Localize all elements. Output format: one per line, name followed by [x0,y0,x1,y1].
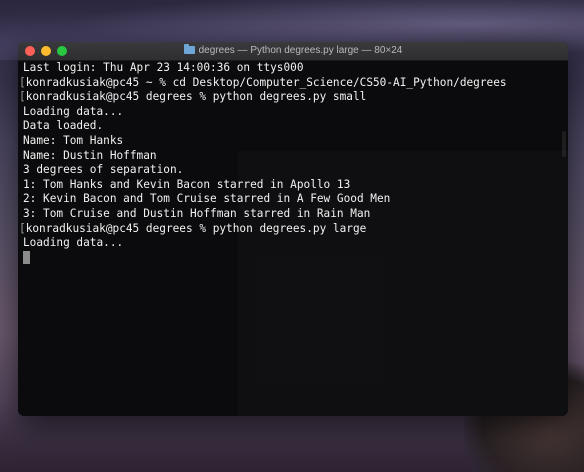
title-bar[interactable]: degrees — Python degrees.py large — 80×2… [18,42,568,61]
scrollbar[interactable] [562,131,566,157]
prompt-marker: [ [19,90,26,104]
terminal-line: Data loaded. [23,119,104,133]
prompt-marker: [ [19,221,26,235]
terminal-line: Loading data... [23,104,124,118]
terminal-screen[interactable]: Last login: Thu Apr 23 14:00:36 on ttys0… [18,61,568,416]
terminal-line: Last login: Thu Apr 23 14:00:36 on ttys0… [23,61,304,74]
folder-icon [183,44,195,54]
prompt-marker: [ [19,75,26,89]
terminal-line: [konradkusiak@pc45 ~ % cd Desktop/Comput… [19,75,507,89]
window-title-text: degrees — Python degrees.py large — 80×2… [198,45,403,56]
terminal-line: [konradkusiak@pc45 degrees % python degr… [19,90,367,104]
terminal-line: Name: Tom Hanks [23,133,124,147]
text-cursor [23,250,30,264]
background-ghost-window [238,151,568,416]
window-title: degrees — Python degrees.py large — 80×2… [18,44,568,58]
terminal-window[interactable]: degrees — Python degrees.py large — 80×2… [18,42,568,416]
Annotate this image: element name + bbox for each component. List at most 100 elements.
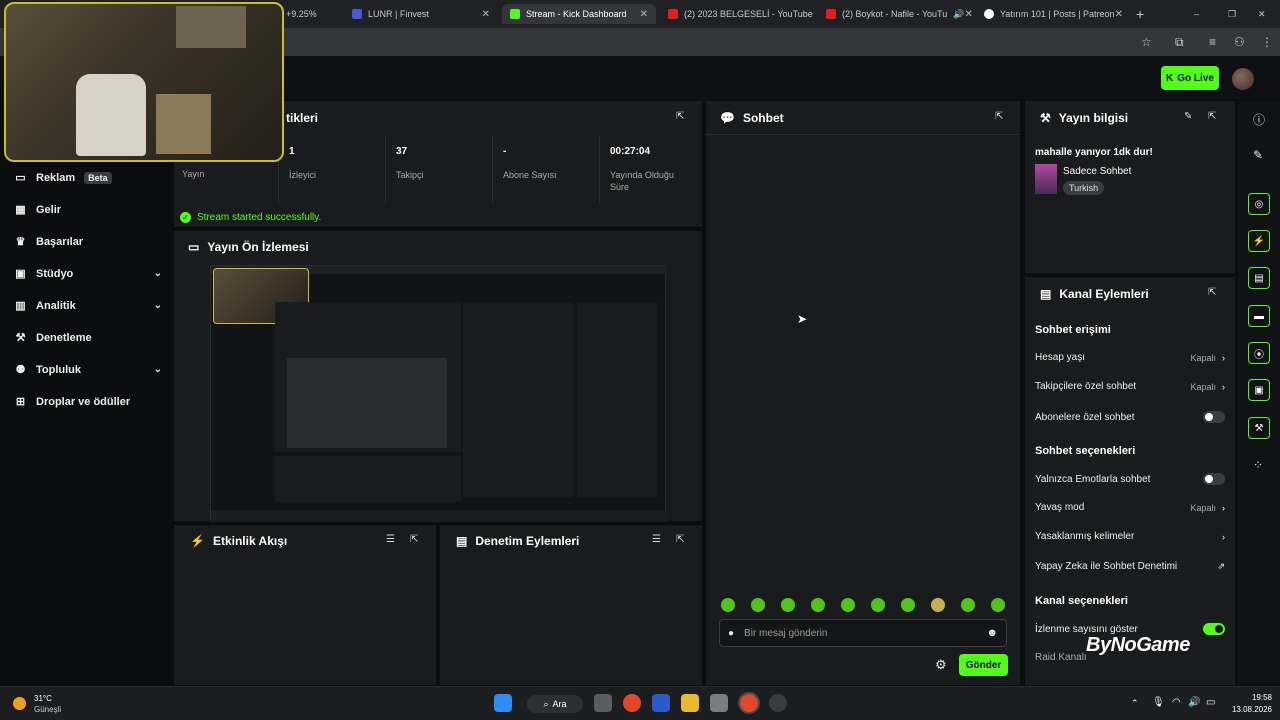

_PROBLEM REQUIREMENTS_.
Can you quote the listing word for word, from its first line through the line that contains "background-ghost-window [238,151,568,416]", and omit the pictures?

_RESPONSE TO THE EXERCISE_.
Localize all elements. Output format: one per line, name followed by [x0,y0,x1,y1].
title-bar[interactable]: degrees — Python degrees.py large — 80×2… [18,42,568,61]
scrollbar[interactable] [562,131,566,157]
prompt-marker: [ [19,90,26,104]
terminal-line: Data loaded. [23,119,104,133]
prompt-marker: [ [19,221,26,235]
terminal-line: Loading data... [23,104,124,118]
terminal-screen[interactable]: Last login: Thu Apr 23 14:00:36 on ttys0… [18,61,568,416]
terminal-line: Last login: Thu Apr 23 14:00:36 on ttys0… [23,61,304,74]
folder-icon [183,44,195,54]
prompt-marker: [ [19,75,26,89]
terminal-line: [konradkusiak@pc45 ~ % cd Desktop/Comput… [19,75,507,89]
window-title-text: degrees — Python degrees.py large — 80×2… [198,45,403,56]
terminal-line: [konradkusiak@pc45 degrees % python degr… [19,90,367,104]
terminal-line: Name: Tom Hanks [23,133,124,147]
text-cursor [23,250,30,264]
background-ghost-window [238,151,568,416]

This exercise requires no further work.